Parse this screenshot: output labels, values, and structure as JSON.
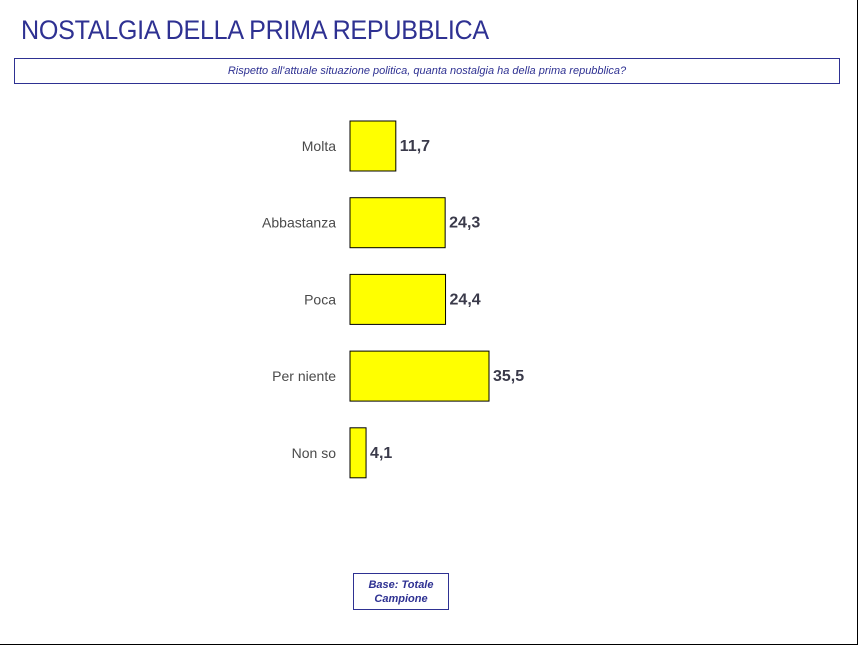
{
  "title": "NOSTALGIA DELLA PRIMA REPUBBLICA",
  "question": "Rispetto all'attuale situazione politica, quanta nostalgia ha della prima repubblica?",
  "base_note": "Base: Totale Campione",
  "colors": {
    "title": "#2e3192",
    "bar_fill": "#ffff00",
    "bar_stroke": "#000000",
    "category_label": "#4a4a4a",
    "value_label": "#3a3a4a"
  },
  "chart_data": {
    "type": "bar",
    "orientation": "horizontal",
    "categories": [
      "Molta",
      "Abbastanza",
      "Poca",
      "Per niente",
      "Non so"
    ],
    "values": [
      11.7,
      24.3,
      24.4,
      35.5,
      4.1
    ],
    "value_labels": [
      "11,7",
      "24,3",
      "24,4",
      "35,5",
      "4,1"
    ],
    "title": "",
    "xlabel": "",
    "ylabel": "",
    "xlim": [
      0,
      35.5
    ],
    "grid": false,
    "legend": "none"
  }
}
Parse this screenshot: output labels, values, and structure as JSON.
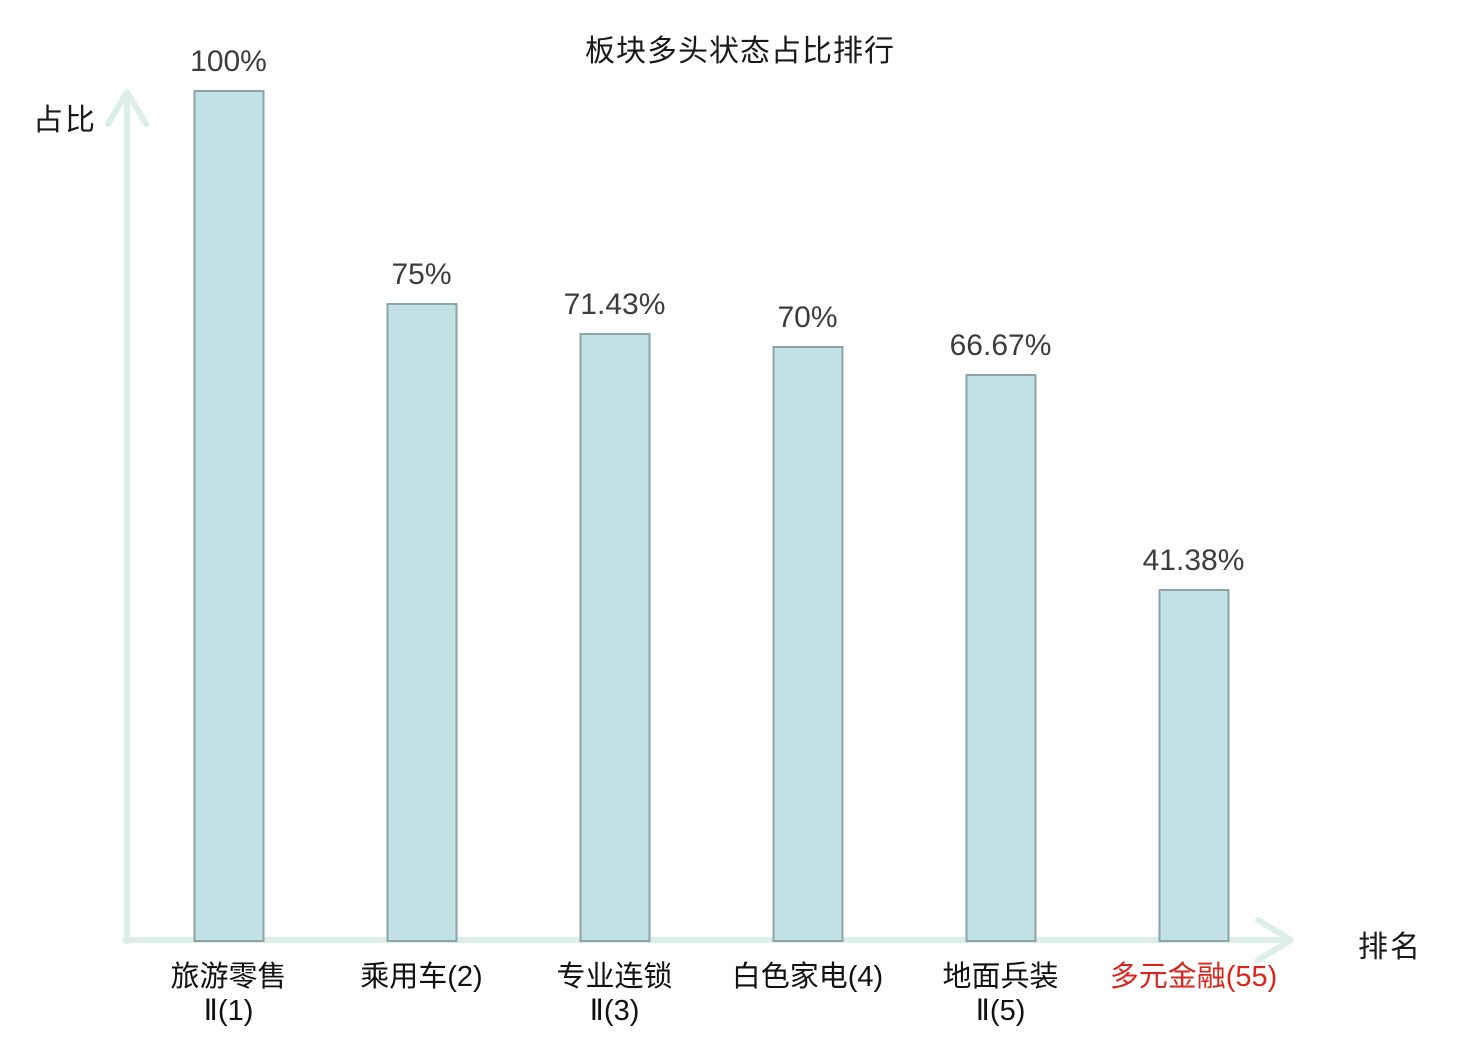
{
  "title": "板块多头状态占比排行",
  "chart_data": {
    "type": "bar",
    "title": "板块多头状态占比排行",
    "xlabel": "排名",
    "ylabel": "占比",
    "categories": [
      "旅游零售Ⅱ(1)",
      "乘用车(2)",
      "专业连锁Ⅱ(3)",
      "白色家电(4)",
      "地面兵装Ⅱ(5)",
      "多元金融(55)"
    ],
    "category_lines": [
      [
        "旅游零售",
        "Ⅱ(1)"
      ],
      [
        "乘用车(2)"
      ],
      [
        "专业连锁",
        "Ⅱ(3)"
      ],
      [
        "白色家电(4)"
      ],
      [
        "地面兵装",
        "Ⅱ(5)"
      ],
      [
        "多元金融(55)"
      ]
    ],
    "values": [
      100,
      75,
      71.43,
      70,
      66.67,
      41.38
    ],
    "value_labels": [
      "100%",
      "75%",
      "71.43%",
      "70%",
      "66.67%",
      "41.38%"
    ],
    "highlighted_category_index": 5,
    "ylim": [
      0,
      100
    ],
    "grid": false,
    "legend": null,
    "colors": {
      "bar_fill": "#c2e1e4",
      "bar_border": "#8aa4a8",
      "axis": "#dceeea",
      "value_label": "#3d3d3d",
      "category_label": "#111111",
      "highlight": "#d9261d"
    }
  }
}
────────────────
→ **Your goal**:
Using the material above, set down every line exactly, but skip the pictures.

→ **Task response**:
Parse this screenshot: output labels, values, and structure as JSON.
{
  "title": "NOSTALGIA DELLA PRIMA REPUBBLICA",
  "question": "Rispetto all'attuale situazione politica, quanta nostalgia ha della prima repubblica?",
  "base_note": "Base: Totale Campione",
  "colors": {
    "title": "#2e3192",
    "bar_fill": "#ffff00",
    "bar_stroke": "#000000",
    "category_label": "#4a4a4a",
    "value_label": "#3a3a4a"
  },
  "chart_data": {
    "type": "bar",
    "orientation": "horizontal",
    "categories": [
      "Molta",
      "Abbastanza",
      "Poca",
      "Per niente",
      "Non so"
    ],
    "values": [
      11.7,
      24.3,
      24.4,
      35.5,
      4.1
    ],
    "value_labels": [
      "11,7",
      "24,3",
      "24,4",
      "35,5",
      "4,1"
    ],
    "title": "",
    "xlabel": "",
    "ylabel": "",
    "xlim": [
      0,
      35.5
    ],
    "grid": false,
    "legend": "none"
  }
}
Parse this screenshot: output labels, values, and structure as JSON.
{
  "title": "板块多头状态占比排行",
  "chart_data": {
    "type": "bar",
    "title": "板块多头状态占比排行",
    "xlabel": "排名",
    "ylabel": "占比",
    "categories": [
      "旅游零售Ⅱ(1)",
      "乘用车(2)",
      "专业连锁Ⅱ(3)",
      "白色家电(4)",
      "地面兵装Ⅱ(5)",
      "多元金融(55)"
    ],
    "category_lines": [
      [
        "旅游零售",
        "Ⅱ(1)"
      ],
      [
        "乘用车(2)"
      ],
      [
        "专业连锁",
        "Ⅱ(3)"
      ],
      [
        "白色家电(4)"
      ],
      [
        "地面兵装",
        "Ⅱ(5)"
      ],
      [
        "多元金融(55)"
      ]
    ],
    "values": [
      100,
      75,
      71.43,
      70,
      66.67,
      41.38
    ],
    "value_labels": [
      "100%",
      "75%",
      "71.43%",
      "70%",
      "66.67%",
      "41.38%"
    ],
    "highlighted_category_index": 5,
    "ylim": [
      0,
      100
    ],
    "grid": false,
    "legend": null,
    "colors": {
      "bar_fill": "#c2e1e4",
      "bar_border": "#8aa4a8",
      "axis": "#dceeea",
      "value_label": "#3d3d3d",
      "category_label": "#111111",
      "highlight": "#d9261d"
    }
  }
}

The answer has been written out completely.